What you need to do:
Output the entries word for word. Omit images.

Records from a data source:
>>>>>

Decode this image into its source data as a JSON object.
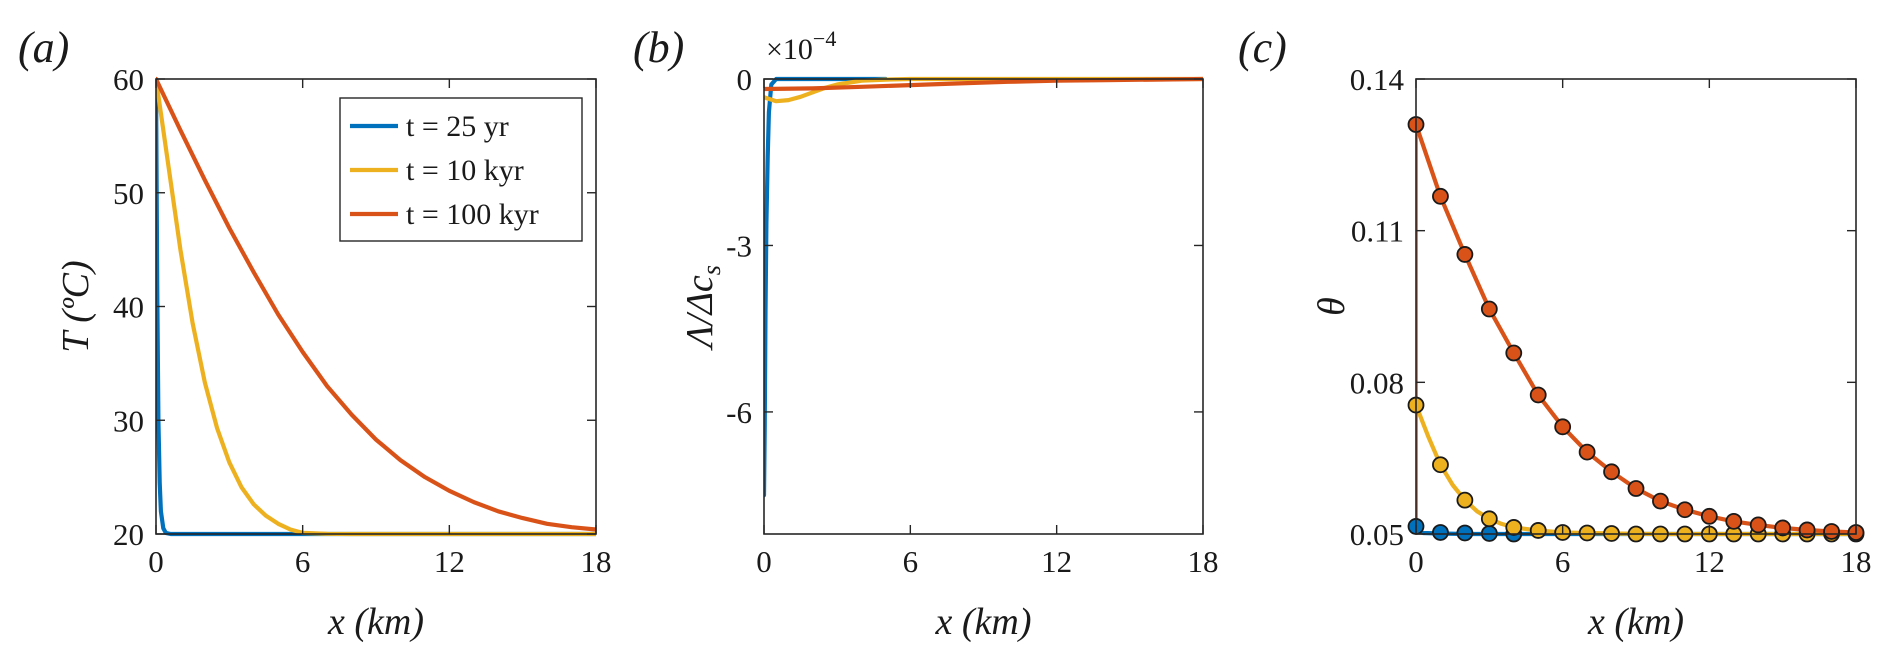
{
  "colors": {
    "blue": "#0072BD",
    "yellow": "#EDB120",
    "orange": "#D95319",
    "axis": "#262626"
  },
  "chart_data": [
    {
      "panel_label": "(a)",
      "type": "line",
      "xlabel": "x (km)",
      "ylabel": "T (ºC)",
      "xlim": [
        0,
        18
      ],
      "ylim": [
        20,
        60
      ],
      "xticks": [
        "0",
        "6",
        "12",
        "18"
      ],
      "yticks": [
        "20",
        "30",
        "40",
        "50",
        "60"
      ],
      "legend": {
        "placement": "top-right",
        "entries": [
          "t = 25 yr",
          "t = 10 kyr",
          "t = 100 kyr"
        ]
      },
      "series": [
        {
          "name": "t = 25 yr",
          "color": "#0072BD",
          "x": [
            0,
            0.05,
            0.1,
            0.15,
            0.2,
            0.3,
            0.4,
            0.6,
            1,
            18
          ],
          "y": [
            60,
            42,
            30,
            24.5,
            22,
            20.5,
            20.1,
            20,
            20,
            20
          ]
        },
        {
          "name": "t = 10 kyr",
          "color": "#EDB120",
          "x": [
            0,
            0.5,
            1,
            1.5,
            2,
            2.5,
            3,
            3.5,
            4,
            4.5,
            5,
            5.5,
            6,
            7,
            8,
            10,
            18
          ],
          "y": [
            60,
            52.5,
            45,
            38.5,
            33.3,
            29.3,
            26.3,
            24.1,
            22.6,
            21.6,
            20.9,
            20.4,
            20.1,
            20.02,
            20,
            20,
            20
          ]
        },
        {
          "name": "t = 100 kyr",
          "color": "#D95319",
          "x": [
            0,
            1,
            2,
            3,
            4,
            5,
            6,
            7,
            8,
            9,
            10,
            11,
            12,
            13,
            14,
            15,
            16,
            17,
            18
          ],
          "y": [
            60,
            55.5,
            51.1,
            46.9,
            43,
            39.3,
            36,
            33,
            30.5,
            28.3,
            26.5,
            25,
            23.8,
            22.8,
            22,
            21.4,
            20.9,
            20.6,
            20.4
          ]
        }
      ]
    },
    {
      "panel_label": "(b)",
      "type": "line",
      "xlabel": "x (km)",
      "ylabel": "Λ/Δc",
      "ylabel_sub": "s",
      "exponent_label": "×10",
      "exponent_power": "−4",
      "xlim": [
        0,
        18
      ],
      "ylim": [
        -8.2,
        0
      ],
      "xticks": [
        "0",
        "6",
        "12",
        "18"
      ],
      "yticks": [
        "0",
        "-3",
        "-6"
      ],
      "series": [
        {
          "name": "t = 25 yr",
          "color": "#0072BD",
          "x": [
            0,
            0.03,
            0.06,
            0.1,
            0.15,
            0.2,
            0.3,
            0.5,
            5
          ],
          "y": [
            -7.5,
            -6.3,
            -4.2,
            -2.6,
            -1.4,
            -0.6,
            -0.1,
            0,
            0
          ]
        },
        {
          "name": "t = 10 kyr",
          "color": "#EDB120",
          "x": [
            0,
            0.5,
            1,
            1.5,
            2,
            2.5,
            3,
            4,
            5,
            6,
            18
          ],
          "y": [
            -0.33,
            -0.4,
            -0.38,
            -0.32,
            -0.24,
            -0.16,
            -0.1,
            -0.03,
            -0.01,
            0,
            0
          ]
        },
        {
          "name": "t = 100 kyr",
          "color": "#D95319",
          "x": [
            0,
            2,
            4,
            6,
            8,
            10,
            12,
            14,
            16,
            18
          ],
          "y": [
            -0.18,
            -0.17,
            -0.14,
            -0.11,
            -0.08,
            -0.05,
            -0.03,
            -0.02,
            -0.01,
            0
          ]
        }
      ]
    },
    {
      "panel_label": "(c)",
      "type": "line",
      "xlabel": "x (km)",
      "ylabel": "θ",
      "xlim": [
        0,
        18
      ],
      "ylim": [
        0.05,
        0.14
      ],
      "xticks": [
        "0",
        "6",
        "12",
        "18"
      ],
      "yticks": [
        "0.05",
        "0.08",
        "0.11",
        "0.14"
      ],
      "series": [
        {
          "name": "t = 25 yr",
          "color": "#0072BD",
          "x": [
            0,
            0.1,
            0.3,
            1,
            2,
            4,
            18
          ],
          "y": [
            0.0515,
            0.0505,
            0.0502,
            0.0501,
            0.05,
            0.05,
            0.05
          ],
          "markers": {
            "x": [
              0,
              1,
              2,
              3,
              4
            ],
            "y": [
              0.0515,
              0.0503,
              0.0502,
              0.0501,
              0.05
            ]
          }
        },
        {
          "name": "t = 10 kyr",
          "color": "#EDB120",
          "x": [
            0,
            0.5,
            1,
            1.5,
            2,
            2.5,
            3,
            3.5,
            4,
            5,
            6,
            8,
            10,
            18
          ],
          "y": [
            0.0755,
            0.0693,
            0.0637,
            0.0597,
            0.0567,
            0.0545,
            0.053,
            0.052,
            0.0513,
            0.0507,
            0.0503,
            0.0501,
            0.05,
            0.05
          ],
          "markers": {
            "x": [
              0,
              1,
              2,
              3,
              4,
              5,
              6,
              7,
              8,
              9,
              10,
              11,
              12,
              13,
              14,
              15,
              16,
              17,
              18
            ],
            "y": [
              0.0755,
              0.0637,
              0.0567,
              0.053,
              0.0513,
              0.0507,
              0.0503,
              0.0502,
              0.0501,
              0.05,
              0.05,
              0.05,
              0.05,
              0.05,
              0.05,
              0.05,
              0.05,
              0.05,
              0.05
            ]
          }
        },
        {
          "name": "t = 100 kyr",
          "color": "#D95319",
          "x": [
            0,
            1,
            2,
            3,
            4,
            5,
            6,
            7,
            8,
            9,
            10,
            11,
            12,
            13,
            14,
            15,
            16,
            17,
            18
          ],
          "y": [
            0.131,
            0.1168,
            0.1053,
            0.0945,
            0.0858,
            0.0775,
            0.0712,
            0.0662,
            0.0623,
            0.059,
            0.0565,
            0.0548,
            0.0535,
            0.0525,
            0.0518,
            0.0512,
            0.0508,
            0.0505,
            0.0503
          ],
          "markers": {
            "x": [
              0,
              1,
              2,
              3,
              4,
              5,
              6,
              7,
              8,
              9,
              10,
              11,
              12,
              13,
              14,
              15,
              16,
              17,
              18
            ],
            "y": [
              0.131,
              0.1168,
              0.1053,
              0.0945,
              0.0858,
              0.0775,
              0.0712,
              0.0662,
              0.0623,
              0.059,
              0.0565,
              0.0548,
              0.0535,
              0.0525,
              0.0518,
              0.0512,
              0.0508,
              0.0505,
              0.0503
            ]
          },
          "vertical_segment": {
            "x": 0,
            "y": [
              0.05,
              0.131
            ]
          }
        }
      ]
    }
  ]
}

<<<<<

Full solution:
Decode this image into its source data as a JSON object.
{
  "colors": {
    "blue": "#0072BD",
    "yellow": "#EDB120",
    "orange": "#D95319",
    "axis": "#262626"
  },
  "chart_data": [
    {
      "panel_label": "(a)",
      "type": "line",
      "xlabel": "x (km)",
      "ylabel": "T (ºC)",
      "xlim": [
        0,
        18
      ],
      "ylim": [
        20,
        60
      ],
      "xticks": [
        "0",
        "6",
        "12",
        "18"
      ],
      "yticks": [
        "20",
        "30",
        "40",
        "50",
        "60"
      ],
      "legend": {
        "placement": "top-right",
        "entries": [
          "t = 25 yr",
          "t = 10 kyr",
          "t = 100 kyr"
        ]
      },
      "series": [
        {
          "name": "t = 25 yr",
          "color": "#0072BD",
          "x": [
            0,
            0.05,
            0.1,
            0.15,
            0.2,
            0.3,
            0.4,
            0.6,
            1,
            18
          ],
          "y": [
            60,
            42,
            30,
            24.5,
            22,
            20.5,
            20.1,
            20,
            20,
            20
          ]
        },
        {
          "name": "t = 10 kyr",
          "color": "#EDB120",
          "x": [
            0,
            0.5,
            1,
            1.5,
            2,
            2.5,
            3,
            3.5,
            4,
            4.5,
            5,
            5.5,
            6,
            7,
            8,
            10,
            18
          ],
          "y": [
            60,
            52.5,
            45,
            38.5,
            33.3,
            29.3,
            26.3,
            24.1,
            22.6,
            21.6,
            20.9,
            20.4,
            20.1,
            20.02,
            20,
            20,
            20
          ]
        },
        {
          "name": "t = 100 kyr",
          "color": "#D95319",
          "x": [
            0,
            1,
            2,
            3,
            4,
            5,
            6,
            7,
            8,
            9,
            10,
            11,
            12,
            13,
            14,
            15,
            16,
            17,
            18
          ],
          "y": [
            60,
            55.5,
            51.1,
            46.9,
            43,
            39.3,
            36,
            33,
            30.5,
            28.3,
            26.5,
            25,
            23.8,
            22.8,
            22,
            21.4,
            20.9,
            20.6,
            20.4
          ]
        }
      ]
    },
    {
      "panel_label": "(b)",
      "type": "line",
      "xlabel": "x (km)",
      "ylabel": "Λ/Δc",
      "ylabel_sub": "s",
      "exponent_label": "×10",
      "exponent_power": "−4",
      "xlim": [
        0,
        18
      ],
      "ylim": [
        -8.2,
        0
      ],
      "xticks": [
        "0",
        "6",
        "12",
        "18"
      ],
      "yticks": [
        "0",
        "-3",
        "-6"
      ],
      "series": [
        {
          "name": "t = 25 yr",
          "color": "#0072BD",
          "x": [
            0,
            0.03,
            0.06,
            0.1,
            0.15,
            0.2,
            0.3,
            0.5,
            5
          ],
          "y": [
            -7.5,
            -6.3,
            -4.2,
            -2.6,
            -1.4,
            -0.6,
            -0.1,
            0,
            0
          ]
        },
        {
          "name": "t = 10 kyr",
          "color": "#EDB120",
          "x": [
            0,
            0.5,
            1,
            1.5,
            2,
            2.5,
            3,
            4,
            5,
            6,
            18
          ],
          "y": [
            -0.33,
            -0.4,
            -0.38,
            -0.32,
            -0.24,
            -0.16,
            -0.1,
            -0.03,
            -0.01,
            0,
            0
          ]
        },
        {
          "name": "t = 100 kyr",
          "color": "#D95319",
          "x": [
            0,
            2,
            4,
            6,
            8,
            10,
            12,
            14,
            16,
            18
          ],
          "y": [
            -0.18,
            -0.17,
            -0.14,
            -0.11,
            -0.08,
            -0.05,
            -0.03,
            -0.02,
            -0.01,
            0
          ]
        }
      ]
    },
    {
      "panel_label": "(c)",
      "type": "line",
      "xlabel": "x (km)",
      "ylabel": "θ",
      "xlim": [
        0,
        18
      ],
      "ylim": [
        0.05,
        0.14
      ],
      "xticks": [
        "0",
        "6",
        "12",
        "18"
      ],
      "yticks": [
        "0.05",
        "0.08",
        "0.11",
        "0.14"
      ],
      "series": [
        {
          "name": "t = 25 yr",
          "color": "#0072BD",
          "x": [
            0,
            0.1,
            0.3,
            1,
            2,
            4,
            18
          ],
          "y": [
            0.0515,
            0.0505,
            0.0502,
            0.0501,
            0.05,
            0.05,
            0.05
          ],
          "markers": {
            "x": [
              0,
              1,
              2,
              3,
              4
            ],
            "y": [
              0.0515,
              0.0503,
              0.0502,
              0.0501,
              0.05
            ]
          }
        },
        {
          "name": "t = 10 kyr",
          "color": "#EDB120",
          "x": [
            0,
            0.5,
            1,
            1.5,
            2,
            2.5,
            3,
            3.5,
            4,
            5,
            6,
            8,
            10,
            18
          ],
          "y": [
            0.0755,
            0.0693,
            0.0637,
            0.0597,
            0.0567,
            0.0545,
            0.053,
            0.052,
            0.0513,
            0.0507,
            0.0503,
            0.0501,
            0.05,
            0.05
          ],
          "markers": {
            "x": [
              0,
              1,
              2,
              3,
              4,
              5,
              6,
              7,
              8,
              9,
              10,
              11,
              12,
              13,
              14,
              15,
              16,
              17,
              18
            ],
            "y": [
              0.0755,
              0.0637,
              0.0567,
              0.053,
              0.0513,
              0.0507,
              0.0503,
              0.0502,
              0.0501,
              0.05,
              0.05,
              0.05,
              0.05,
              0.05,
              0.05,
              0.05,
              0.05,
              0.05,
              0.05
            ]
          }
        },
        {
          "name": "t = 100 kyr",
          "color": "#D95319",
          "x": [
            0,
            1,
            2,
            3,
            4,
            5,
            6,
            7,
            8,
            9,
            10,
            11,
            12,
            13,
            14,
            15,
            16,
            17,
            18
          ],
          "y": [
            0.131,
            0.1168,
            0.1053,
            0.0945,
            0.0858,
            0.0775,
            0.0712,
            0.0662,
            0.0623,
            0.059,
            0.0565,
            0.0548,
            0.0535,
            0.0525,
            0.0518,
            0.0512,
            0.0508,
            0.0505,
            0.0503
          ],
          "markers": {
            "x": [
              0,
              1,
              2,
              3,
              4,
              5,
              6,
              7,
              8,
              9,
              10,
              11,
              12,
              13,
              14,
              15,
              16,
              17,
              18
            ],
            "y": [
              0.131,
              0.1168,
              0.1053,
              0.0945,
              0.0858,
              0.0775,
              0.0712,
              0.0662,
              0.0623,
              0.059,
              0.0565,
              0.0548,
              0.0535,
              0.0525,
              0.0518,
              0.0512,
              0.0508,
              0.0505,
              0.0503
            ]
          },
          "vertical_segment": {
            "x": 0,
            "y": [
              0.05,
              0.131
            ]
          }
        }
      ]
    }
  ]
}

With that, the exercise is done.